* **WORK REQUIRED**
Return all lines with the word "this" in them.

* **SUPPLIED INFORMATION**
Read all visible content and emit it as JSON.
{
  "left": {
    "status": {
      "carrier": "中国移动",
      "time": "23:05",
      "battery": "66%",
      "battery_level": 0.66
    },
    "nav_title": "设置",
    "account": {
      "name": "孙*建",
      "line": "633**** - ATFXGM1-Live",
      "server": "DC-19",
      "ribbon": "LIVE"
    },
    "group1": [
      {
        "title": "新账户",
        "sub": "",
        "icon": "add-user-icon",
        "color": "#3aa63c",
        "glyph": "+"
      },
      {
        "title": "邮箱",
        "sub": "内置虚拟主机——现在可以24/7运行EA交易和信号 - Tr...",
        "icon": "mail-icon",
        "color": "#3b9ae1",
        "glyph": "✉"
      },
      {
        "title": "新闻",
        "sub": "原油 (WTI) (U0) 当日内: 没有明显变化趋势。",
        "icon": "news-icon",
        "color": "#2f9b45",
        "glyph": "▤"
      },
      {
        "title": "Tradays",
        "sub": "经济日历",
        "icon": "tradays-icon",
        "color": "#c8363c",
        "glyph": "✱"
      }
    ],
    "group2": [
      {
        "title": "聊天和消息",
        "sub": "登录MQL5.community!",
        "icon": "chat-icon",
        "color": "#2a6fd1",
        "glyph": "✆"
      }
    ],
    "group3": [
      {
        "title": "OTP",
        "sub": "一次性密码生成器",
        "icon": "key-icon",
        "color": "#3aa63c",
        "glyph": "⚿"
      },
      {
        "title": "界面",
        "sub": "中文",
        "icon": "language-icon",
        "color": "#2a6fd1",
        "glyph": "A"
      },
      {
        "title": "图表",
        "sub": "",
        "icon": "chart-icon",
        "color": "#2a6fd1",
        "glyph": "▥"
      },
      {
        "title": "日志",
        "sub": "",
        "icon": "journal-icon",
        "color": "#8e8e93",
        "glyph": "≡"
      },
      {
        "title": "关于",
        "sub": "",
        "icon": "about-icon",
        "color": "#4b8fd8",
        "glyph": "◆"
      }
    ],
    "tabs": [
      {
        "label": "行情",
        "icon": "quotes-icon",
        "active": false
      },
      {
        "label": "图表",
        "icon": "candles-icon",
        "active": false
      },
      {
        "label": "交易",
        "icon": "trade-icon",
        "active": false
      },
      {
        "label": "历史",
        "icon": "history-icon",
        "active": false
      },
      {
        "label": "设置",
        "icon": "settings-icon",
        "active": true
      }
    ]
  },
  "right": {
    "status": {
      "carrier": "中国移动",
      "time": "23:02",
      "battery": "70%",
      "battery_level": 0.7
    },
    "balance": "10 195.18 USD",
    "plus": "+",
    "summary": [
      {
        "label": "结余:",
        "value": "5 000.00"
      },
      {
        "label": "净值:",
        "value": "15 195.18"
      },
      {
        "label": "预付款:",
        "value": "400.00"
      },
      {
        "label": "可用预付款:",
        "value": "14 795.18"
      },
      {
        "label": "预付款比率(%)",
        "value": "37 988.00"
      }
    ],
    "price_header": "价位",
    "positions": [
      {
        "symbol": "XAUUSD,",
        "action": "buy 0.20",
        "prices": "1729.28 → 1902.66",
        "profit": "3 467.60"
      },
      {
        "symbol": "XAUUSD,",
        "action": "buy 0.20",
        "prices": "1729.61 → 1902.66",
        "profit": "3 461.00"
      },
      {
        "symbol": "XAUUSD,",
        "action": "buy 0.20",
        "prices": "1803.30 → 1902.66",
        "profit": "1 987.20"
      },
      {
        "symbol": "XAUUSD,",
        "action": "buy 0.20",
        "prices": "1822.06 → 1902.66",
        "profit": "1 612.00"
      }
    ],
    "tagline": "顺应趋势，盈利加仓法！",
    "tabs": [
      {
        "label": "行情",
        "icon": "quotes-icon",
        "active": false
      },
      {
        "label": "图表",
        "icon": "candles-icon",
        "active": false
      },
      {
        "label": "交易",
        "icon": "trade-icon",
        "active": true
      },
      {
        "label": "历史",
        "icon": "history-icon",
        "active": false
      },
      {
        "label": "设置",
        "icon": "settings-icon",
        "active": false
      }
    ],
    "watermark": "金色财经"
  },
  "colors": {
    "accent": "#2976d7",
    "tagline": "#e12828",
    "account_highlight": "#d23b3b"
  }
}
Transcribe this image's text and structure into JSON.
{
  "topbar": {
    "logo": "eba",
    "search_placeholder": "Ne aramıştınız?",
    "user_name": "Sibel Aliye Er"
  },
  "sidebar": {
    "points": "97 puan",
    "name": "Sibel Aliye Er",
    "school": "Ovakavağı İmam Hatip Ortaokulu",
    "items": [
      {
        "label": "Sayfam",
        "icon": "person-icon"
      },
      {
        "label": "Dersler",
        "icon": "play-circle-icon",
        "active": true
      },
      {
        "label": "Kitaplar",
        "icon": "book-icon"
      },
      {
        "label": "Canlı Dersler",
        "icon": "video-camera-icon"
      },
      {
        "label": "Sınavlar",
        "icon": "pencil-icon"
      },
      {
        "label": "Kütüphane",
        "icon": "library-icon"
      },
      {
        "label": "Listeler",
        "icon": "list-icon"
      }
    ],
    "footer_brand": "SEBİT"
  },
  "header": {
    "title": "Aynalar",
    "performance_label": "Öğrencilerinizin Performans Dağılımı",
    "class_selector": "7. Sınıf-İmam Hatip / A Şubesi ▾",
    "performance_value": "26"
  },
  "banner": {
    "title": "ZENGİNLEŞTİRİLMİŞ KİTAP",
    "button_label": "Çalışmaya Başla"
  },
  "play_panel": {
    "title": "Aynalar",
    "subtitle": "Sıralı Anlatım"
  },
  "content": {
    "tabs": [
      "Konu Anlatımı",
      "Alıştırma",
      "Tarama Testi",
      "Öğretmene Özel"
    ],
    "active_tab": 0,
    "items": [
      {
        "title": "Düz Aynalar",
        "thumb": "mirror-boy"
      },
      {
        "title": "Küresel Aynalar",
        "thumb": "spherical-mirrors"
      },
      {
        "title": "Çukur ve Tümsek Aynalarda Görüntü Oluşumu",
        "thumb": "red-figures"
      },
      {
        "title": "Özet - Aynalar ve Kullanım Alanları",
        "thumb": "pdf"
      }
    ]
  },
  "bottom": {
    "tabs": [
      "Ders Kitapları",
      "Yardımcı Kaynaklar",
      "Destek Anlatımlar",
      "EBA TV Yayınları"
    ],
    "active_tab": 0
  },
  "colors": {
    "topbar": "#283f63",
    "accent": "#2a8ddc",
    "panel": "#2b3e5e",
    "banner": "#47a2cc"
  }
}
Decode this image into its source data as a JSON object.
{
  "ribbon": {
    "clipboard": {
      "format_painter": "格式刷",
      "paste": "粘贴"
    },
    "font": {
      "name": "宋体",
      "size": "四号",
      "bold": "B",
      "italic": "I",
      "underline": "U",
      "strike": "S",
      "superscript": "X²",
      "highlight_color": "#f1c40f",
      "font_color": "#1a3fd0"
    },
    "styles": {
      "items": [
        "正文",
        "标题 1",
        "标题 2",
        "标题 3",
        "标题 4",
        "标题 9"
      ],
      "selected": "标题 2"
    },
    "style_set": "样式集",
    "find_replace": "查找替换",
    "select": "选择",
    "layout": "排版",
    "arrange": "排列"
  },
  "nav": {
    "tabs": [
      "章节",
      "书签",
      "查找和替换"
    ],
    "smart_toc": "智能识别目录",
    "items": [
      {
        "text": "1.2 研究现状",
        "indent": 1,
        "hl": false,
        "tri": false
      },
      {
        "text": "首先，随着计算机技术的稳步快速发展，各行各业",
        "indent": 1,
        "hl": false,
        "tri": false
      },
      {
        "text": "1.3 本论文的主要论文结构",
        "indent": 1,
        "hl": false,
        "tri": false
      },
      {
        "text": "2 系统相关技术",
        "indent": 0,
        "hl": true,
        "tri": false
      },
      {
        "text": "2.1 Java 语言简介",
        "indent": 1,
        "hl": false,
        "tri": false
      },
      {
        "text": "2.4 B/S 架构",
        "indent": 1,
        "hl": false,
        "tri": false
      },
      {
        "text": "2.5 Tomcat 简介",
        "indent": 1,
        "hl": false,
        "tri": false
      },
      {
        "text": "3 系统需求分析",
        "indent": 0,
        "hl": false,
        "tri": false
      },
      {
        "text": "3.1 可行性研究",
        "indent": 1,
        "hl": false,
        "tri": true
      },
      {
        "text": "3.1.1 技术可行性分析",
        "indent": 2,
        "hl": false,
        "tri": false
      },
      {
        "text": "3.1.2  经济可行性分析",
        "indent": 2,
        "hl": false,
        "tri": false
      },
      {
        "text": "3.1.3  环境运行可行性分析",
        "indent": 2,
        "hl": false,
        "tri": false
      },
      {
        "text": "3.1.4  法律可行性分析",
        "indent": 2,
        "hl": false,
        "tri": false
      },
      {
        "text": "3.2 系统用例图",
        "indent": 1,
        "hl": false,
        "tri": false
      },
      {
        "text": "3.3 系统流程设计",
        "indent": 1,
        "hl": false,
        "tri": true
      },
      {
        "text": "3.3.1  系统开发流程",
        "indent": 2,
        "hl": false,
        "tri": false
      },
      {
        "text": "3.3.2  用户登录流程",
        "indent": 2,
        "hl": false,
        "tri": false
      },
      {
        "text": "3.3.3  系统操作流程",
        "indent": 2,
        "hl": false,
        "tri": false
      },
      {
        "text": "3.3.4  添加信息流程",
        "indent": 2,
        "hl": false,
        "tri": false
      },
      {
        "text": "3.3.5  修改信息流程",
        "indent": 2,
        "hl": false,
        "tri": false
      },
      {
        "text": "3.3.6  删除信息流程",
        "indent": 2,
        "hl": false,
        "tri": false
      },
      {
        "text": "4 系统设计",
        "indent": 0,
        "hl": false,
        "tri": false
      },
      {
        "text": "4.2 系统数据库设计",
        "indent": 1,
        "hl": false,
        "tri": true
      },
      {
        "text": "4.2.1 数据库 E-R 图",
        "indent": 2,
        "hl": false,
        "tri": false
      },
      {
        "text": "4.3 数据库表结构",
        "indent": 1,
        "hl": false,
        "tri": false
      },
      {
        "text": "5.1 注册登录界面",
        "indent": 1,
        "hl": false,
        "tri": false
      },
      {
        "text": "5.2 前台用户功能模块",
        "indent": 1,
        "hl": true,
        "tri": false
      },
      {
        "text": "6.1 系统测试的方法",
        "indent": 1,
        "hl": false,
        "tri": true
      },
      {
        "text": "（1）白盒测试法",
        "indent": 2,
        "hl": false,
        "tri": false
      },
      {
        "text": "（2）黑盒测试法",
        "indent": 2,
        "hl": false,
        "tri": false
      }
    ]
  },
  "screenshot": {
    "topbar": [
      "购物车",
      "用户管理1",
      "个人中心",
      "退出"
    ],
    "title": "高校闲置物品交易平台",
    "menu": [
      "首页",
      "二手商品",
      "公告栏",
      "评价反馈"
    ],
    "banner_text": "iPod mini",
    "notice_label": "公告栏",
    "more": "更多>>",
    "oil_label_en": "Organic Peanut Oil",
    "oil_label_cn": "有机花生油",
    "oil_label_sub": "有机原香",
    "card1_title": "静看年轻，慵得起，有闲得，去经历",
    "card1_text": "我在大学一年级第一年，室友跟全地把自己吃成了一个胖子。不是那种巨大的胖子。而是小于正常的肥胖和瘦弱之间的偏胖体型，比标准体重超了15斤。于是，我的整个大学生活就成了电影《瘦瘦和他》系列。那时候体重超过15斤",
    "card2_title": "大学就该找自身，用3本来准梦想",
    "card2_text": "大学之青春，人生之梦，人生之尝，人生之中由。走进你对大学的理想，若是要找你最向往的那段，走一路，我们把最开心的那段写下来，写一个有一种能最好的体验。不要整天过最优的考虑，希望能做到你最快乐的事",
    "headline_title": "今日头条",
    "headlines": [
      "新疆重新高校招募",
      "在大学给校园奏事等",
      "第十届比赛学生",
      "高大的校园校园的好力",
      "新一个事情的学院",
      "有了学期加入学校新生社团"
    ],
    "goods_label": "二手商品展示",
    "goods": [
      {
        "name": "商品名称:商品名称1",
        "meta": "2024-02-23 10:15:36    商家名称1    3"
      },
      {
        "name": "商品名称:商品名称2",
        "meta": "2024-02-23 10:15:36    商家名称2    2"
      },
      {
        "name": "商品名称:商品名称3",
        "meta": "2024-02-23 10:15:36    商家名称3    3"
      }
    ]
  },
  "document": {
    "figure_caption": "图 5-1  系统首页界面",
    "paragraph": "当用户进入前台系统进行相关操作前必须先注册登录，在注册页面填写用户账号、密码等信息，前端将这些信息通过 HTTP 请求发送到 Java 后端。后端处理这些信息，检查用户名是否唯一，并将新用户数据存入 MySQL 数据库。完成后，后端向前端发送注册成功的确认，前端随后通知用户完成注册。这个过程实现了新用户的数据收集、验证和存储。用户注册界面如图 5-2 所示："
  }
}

* **EXERCISE SOLUTION**
Transcribe this image's text and structure into JSON.
Decode this image into its source data as a JSON object.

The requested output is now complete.